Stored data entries
--- begin ---

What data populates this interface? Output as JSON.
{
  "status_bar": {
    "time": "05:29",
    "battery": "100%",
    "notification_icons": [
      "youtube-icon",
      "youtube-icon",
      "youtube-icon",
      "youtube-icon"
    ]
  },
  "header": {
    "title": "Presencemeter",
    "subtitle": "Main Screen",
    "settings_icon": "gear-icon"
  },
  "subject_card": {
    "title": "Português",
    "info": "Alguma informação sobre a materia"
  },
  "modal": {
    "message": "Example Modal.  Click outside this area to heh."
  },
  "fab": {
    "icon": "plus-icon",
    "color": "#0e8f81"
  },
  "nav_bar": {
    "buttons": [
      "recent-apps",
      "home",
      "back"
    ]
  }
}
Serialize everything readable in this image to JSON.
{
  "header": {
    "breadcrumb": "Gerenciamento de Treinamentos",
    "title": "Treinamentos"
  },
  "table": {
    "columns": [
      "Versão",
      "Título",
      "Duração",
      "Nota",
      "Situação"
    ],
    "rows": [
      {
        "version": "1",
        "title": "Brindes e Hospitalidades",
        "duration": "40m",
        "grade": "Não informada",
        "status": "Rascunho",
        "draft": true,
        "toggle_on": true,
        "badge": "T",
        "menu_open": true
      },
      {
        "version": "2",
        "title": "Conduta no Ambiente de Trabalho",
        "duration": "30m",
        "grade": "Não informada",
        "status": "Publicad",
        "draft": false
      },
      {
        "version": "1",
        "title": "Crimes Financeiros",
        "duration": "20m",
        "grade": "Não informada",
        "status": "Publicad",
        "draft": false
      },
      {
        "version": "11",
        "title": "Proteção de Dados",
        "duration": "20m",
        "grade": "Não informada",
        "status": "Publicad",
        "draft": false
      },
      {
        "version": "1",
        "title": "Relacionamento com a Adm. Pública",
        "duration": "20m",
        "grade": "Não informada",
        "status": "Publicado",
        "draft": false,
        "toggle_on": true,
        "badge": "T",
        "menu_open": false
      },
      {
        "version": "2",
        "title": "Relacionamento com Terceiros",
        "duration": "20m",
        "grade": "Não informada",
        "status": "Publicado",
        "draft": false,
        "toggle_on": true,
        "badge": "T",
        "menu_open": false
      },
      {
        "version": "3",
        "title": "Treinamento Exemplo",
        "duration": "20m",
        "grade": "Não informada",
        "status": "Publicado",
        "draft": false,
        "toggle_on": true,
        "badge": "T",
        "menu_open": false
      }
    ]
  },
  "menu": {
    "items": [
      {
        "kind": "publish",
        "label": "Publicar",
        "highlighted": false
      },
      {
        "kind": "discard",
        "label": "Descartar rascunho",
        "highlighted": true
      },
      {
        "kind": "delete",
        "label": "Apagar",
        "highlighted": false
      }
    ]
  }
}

--- end ---

▸ **Stated task**
Copy every line that contains the string "Treinamentos".

▸ **Result for this exercise**
    "breadcrumb": "Gerenciamento de Treinamentos",
    "title": "Treinamentos"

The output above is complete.